• What the task asks: Below are records. Count every line containing the word "marts" and give the number alone.

[Collected data entries]

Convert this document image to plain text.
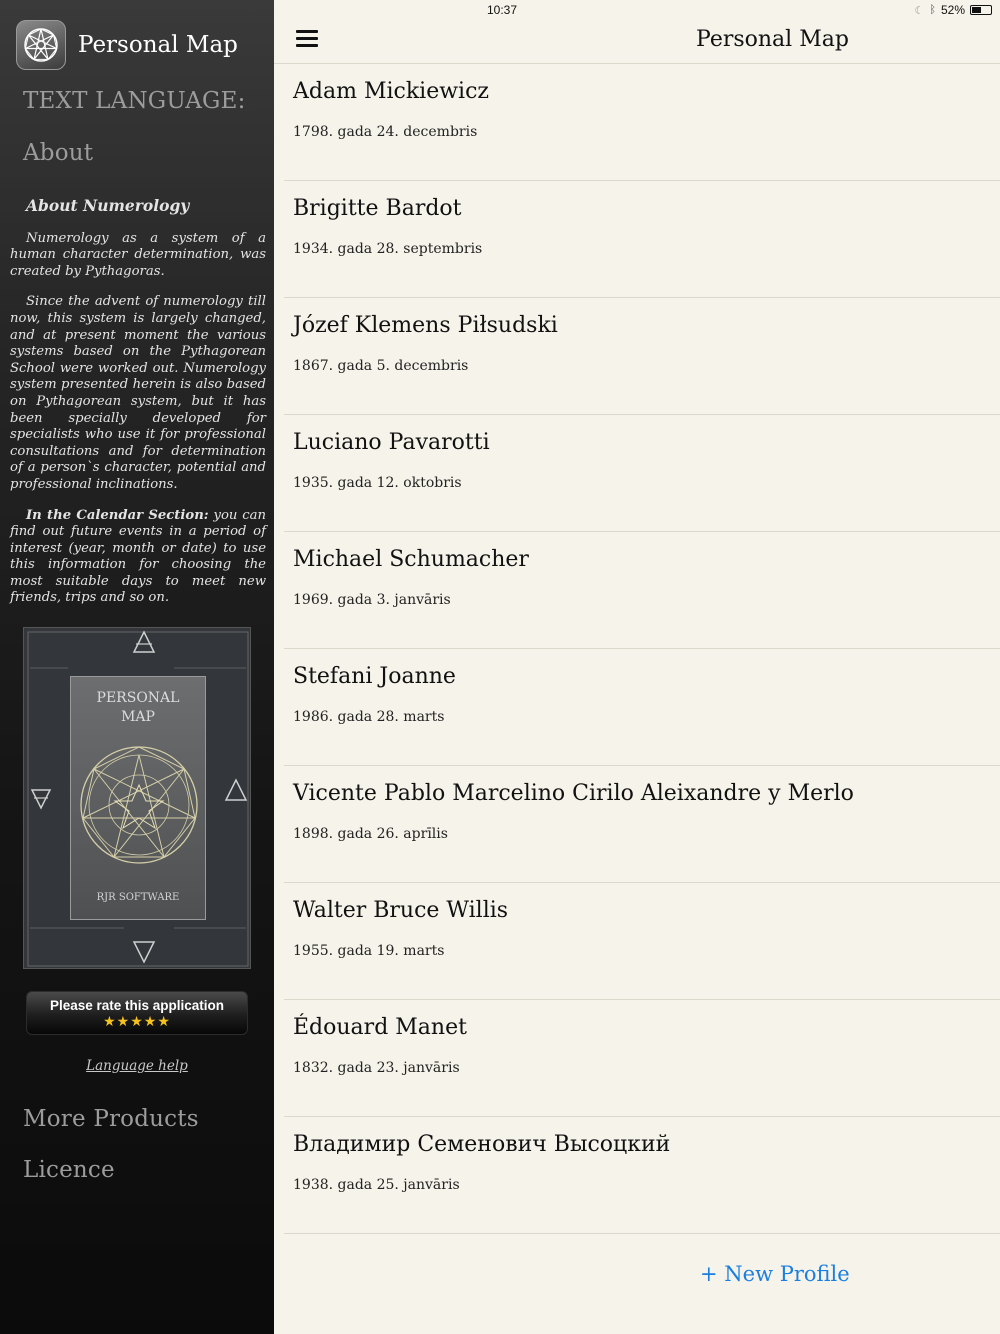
Personal Map
TEXT LANGUAGE:
About
About Numerology

Numerology as a system of a human character determination, was created by Pythagoras.

Since the advent of numerology till now, this system is largely changed, and at present moment the various systems based on the Pythagorean School were worked out. Numerology system presented herein is also based on Pythagorean system, but it has been specially developed for specialists who use it for professional consultations and for determination of a person`s character, potential and professional inclinations.

In the Calendar Section: you can find out future events in a period of interest (year, month or date) to use this information for choosing the most suitable days to meet new friends, trips and so on.

PERSONAL
MAP
RJR SOFTWARE
Please rate this application
★★★★★
Language help
More Products
Licence
10:37	☾ ᛒ 52%
Personal Map
Adam Mickiewicz
1798. gada 24. decembris
Brigitte Bardot
1934. gada 28. septembris
Józef Klemens Piłsudski
1867. gada 5. decembris
Luciano Pavarotti
1935. gada 12. oktobris
Michael Schumacher
1969. gada 3. janvāris
Stefani Joanne
1986. gada 28. marts
Vicente Pablo Marcelino Cirilo Aleixandre y Merlo
1898. gada 26. aprīlis
Walter Bruce Willis
1955. gada 19. marts
Édouard Manet
1832. gada 23. janvāris
Владимир Семенович Высоцкий
1938. gada 25. janvāris
+ New Profile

• Task solution: 2